Warren Barguil (Arkéa-Samsic) and Marco Firgo (Israel-Premier Tech) tried to force a move on the climb, but others closed them down as the King of the Mountain points acted as an extra carrot. Indeed Thibaut Pinot (Groupama-FDJ) appeared up front and then kicked away to grab the 18 points and extend his lead in the blue jersey competition. The Frenchman is enjoying a moment in the spotlight in his final Giro d’Italia of his career.
The long descent, like much of the first half of the stage, raced in the rain, sparking several crashes. Michel Hessmann (Jumbo-Visma) went down first, then Stephen Williams (Israel-Premier Tech), Diego Ulissi (UAE Team Emirates), Luca Covili (Green Project-Bardiani CSF-Faizanè) and Stefan De Bod (EF Education-EasyPost) tangled together.
Just before, with 95km to race, and ironically on the descent rather than a climb, the break of the day formed in an instant. The overall contender and most breakaway riders were tired and wanted to avoid taking excessive risks in the rain.
Suddenly seven riders got away. In the move were Amanuel Ghebreigzabhier (Trek-Segafredo), his teammate Toms Skujiņš, Vincenzo Albanese (Eolo-Kometa), Warren Barguil (Arkéa-Samsic), Nicola Conci (Alpecin-Deceuninck), Andreas Leknessund (Team DSM), and Aurélien Paret-Peintre (AG2R Citroën).
Bruno Armirail (Groupama-FDJ) tried to chase across alone, but the peloton had decided to let the move go, and he was unable to close the gap on seven riders working together.
The gap rose quickly as the breakaway sensed their chance, and Leknessund realised he could take the maglia rosa. He started the stage just 1:40 down on Evenepoel but would have to mark Aurélien Paret-Peintre, who was only 33 behind him.
With 80km to race, Albanese won the intermediate sprint, with the gap to the peloton at 3:30.

| Record extracts |
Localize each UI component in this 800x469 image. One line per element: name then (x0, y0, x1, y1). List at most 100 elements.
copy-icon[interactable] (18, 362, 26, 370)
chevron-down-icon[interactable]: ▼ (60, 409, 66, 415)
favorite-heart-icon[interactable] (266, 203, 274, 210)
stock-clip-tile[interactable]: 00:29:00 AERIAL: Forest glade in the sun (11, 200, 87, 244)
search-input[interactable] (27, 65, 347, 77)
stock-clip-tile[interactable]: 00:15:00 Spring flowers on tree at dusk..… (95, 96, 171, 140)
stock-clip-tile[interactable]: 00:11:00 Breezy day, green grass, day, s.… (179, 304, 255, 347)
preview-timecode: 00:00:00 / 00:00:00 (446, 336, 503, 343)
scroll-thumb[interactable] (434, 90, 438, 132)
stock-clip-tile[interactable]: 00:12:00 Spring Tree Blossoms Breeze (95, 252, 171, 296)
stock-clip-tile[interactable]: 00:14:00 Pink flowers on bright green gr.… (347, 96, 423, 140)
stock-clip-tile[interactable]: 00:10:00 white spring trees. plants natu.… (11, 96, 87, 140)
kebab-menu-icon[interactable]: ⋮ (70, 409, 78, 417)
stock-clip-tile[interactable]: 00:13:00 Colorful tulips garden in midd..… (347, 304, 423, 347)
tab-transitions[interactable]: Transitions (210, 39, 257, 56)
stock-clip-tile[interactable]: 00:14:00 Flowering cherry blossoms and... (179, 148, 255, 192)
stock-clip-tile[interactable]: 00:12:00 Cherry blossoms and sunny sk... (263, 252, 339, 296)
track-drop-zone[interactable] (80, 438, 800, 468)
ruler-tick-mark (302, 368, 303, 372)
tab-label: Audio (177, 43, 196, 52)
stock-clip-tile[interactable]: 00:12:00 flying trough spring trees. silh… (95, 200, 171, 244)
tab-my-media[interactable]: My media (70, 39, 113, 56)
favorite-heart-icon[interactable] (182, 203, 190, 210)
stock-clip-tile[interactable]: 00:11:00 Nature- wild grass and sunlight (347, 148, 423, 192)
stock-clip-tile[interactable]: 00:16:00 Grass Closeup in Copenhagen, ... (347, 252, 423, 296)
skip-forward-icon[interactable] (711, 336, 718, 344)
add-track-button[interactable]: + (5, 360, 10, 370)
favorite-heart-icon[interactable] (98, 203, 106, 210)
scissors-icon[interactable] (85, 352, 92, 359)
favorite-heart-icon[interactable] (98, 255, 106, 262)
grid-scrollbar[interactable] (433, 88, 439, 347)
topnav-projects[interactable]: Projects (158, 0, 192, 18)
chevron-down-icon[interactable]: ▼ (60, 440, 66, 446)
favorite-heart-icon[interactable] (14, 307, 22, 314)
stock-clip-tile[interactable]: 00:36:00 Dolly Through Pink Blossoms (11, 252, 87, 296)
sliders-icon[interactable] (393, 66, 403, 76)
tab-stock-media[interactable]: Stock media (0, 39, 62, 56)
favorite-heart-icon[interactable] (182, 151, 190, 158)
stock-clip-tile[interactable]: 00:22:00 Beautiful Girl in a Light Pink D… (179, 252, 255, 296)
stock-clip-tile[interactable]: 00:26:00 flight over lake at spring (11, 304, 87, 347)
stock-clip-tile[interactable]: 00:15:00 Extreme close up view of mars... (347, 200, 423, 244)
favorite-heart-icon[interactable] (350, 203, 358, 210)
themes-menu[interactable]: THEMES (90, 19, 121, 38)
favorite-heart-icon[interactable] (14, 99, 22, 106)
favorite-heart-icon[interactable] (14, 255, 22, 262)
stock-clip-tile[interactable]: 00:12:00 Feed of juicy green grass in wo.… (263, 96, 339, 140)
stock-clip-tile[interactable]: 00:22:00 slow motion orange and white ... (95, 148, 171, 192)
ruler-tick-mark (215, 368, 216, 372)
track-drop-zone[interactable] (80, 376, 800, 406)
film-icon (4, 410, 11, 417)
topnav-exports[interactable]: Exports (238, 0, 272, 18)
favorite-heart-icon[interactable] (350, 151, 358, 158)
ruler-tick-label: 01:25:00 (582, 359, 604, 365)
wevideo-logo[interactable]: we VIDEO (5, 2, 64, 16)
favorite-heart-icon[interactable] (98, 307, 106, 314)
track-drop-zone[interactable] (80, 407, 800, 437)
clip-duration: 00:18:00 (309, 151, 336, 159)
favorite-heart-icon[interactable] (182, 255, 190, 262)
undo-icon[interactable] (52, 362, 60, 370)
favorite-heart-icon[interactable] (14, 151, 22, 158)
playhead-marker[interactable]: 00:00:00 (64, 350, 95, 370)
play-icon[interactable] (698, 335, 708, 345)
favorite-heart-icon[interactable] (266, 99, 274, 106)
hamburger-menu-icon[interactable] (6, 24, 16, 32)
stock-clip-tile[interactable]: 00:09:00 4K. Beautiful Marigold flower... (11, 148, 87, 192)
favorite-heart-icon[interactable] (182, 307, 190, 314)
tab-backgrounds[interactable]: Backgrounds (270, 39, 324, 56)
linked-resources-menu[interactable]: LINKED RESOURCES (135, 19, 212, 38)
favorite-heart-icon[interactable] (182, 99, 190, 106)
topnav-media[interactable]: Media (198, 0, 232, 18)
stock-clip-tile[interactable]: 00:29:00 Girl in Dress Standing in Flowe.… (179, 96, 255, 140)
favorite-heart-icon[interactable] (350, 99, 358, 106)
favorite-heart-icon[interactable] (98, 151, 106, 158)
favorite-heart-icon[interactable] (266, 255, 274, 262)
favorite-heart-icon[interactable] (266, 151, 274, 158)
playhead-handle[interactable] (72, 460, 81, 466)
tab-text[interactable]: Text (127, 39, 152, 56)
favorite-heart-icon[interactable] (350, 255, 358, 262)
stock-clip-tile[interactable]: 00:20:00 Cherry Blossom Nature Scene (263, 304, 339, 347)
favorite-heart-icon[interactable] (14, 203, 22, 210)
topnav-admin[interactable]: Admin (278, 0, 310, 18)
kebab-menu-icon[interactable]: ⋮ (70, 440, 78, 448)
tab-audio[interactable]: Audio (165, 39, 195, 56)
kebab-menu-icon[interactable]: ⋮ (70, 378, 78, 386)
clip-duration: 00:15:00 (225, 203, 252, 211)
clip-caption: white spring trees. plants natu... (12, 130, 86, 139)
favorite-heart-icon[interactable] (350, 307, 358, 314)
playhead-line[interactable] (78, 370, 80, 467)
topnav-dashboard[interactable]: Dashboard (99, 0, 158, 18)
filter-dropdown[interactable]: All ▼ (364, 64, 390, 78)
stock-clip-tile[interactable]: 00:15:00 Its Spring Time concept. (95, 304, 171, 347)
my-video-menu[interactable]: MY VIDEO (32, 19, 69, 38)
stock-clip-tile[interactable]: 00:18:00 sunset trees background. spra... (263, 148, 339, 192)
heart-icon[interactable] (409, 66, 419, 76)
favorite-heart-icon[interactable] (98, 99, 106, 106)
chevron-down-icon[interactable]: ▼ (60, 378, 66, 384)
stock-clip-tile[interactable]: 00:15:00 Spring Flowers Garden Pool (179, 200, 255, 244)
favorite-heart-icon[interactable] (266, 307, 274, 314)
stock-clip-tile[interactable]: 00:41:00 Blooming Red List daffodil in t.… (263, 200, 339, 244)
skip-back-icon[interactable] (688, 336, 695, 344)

| Task directions |
Repeat the race report word for word, from "Warren Barguil (Arkéa-Samsic) and" to "Education-EasyPost) tangled together.", including both ends. The records have nothing to do with the race report.

| Written answer |
Warren Barguil (Arkéa-Samsic) and Marco Firgo (Israel-Premier Tech) tried to force a move on the climb, but others closed them down as the King of the Mountain points acted as an extra carrot. Indeed Thibaut Pinot (Groupama-FDJ) appeared up front and then kicked away to grab the 18 points and extend his lead in the blue jersey competition. The Frenchman is enjoying a moment in the spotlight in his final Giro d’Italia of his career.
The long descent, like much of the first half of the stage, raced in the rain, sparking several crashes. Michel Hessmann (Jumbo-Visma) went down first, then Stephen Williams (Israel-Premier Tech), Diego Ulissi (UAE Team Emirates), Luca Covili (Green Project-Bardiani CSF-Faizanè) and Stefan De Bod (EF Education-EasyPost) tangled together.